What this task involves
Without altering anything, output the material below.
--- Data entries ---
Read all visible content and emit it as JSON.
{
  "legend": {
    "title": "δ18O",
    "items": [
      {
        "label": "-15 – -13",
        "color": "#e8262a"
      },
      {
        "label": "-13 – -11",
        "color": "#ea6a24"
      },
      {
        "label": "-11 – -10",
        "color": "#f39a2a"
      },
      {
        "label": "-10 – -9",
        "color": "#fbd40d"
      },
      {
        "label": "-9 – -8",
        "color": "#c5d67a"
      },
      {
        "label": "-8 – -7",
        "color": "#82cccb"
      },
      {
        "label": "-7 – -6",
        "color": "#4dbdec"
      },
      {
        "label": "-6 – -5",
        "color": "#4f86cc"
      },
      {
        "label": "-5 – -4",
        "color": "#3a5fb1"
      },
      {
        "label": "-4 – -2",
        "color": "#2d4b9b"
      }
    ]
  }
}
---
The solution
Read all visible content and emit it as JSON.
{
  "legend": {
    "title": "δ18O",
    "items": [
      {
        "label": "-15 – -13",
        "color": "#e8262a"
      },
      {
        "label": "-13 – -11",
        "color": "#ea6a24"
      },
      {
        "label": "-11 – -10",
        "color": "#f39a2a"
      },
      {
        "label": "-10 – -9",
        "color": "#fbd40d"
      },
      {
        "label": "-9 – -8",
        "color": "#c5d67a"
      },
      {
        "label": "-8 – -7",
        "color": "#82cccb"
      },
      {
        "label": "-7 – -6",
        "color": "#4dbdec"
      },
      {
        "label": "-6 – -5",
        "color": "#4f86cc"
      },
      {
        "label": "-5 – -4",
        "color": "#3a5fb1"
      },
      {
        "label": "-4 – -2",
        "color": "#2d4b9b"
      }
    ]
  }
}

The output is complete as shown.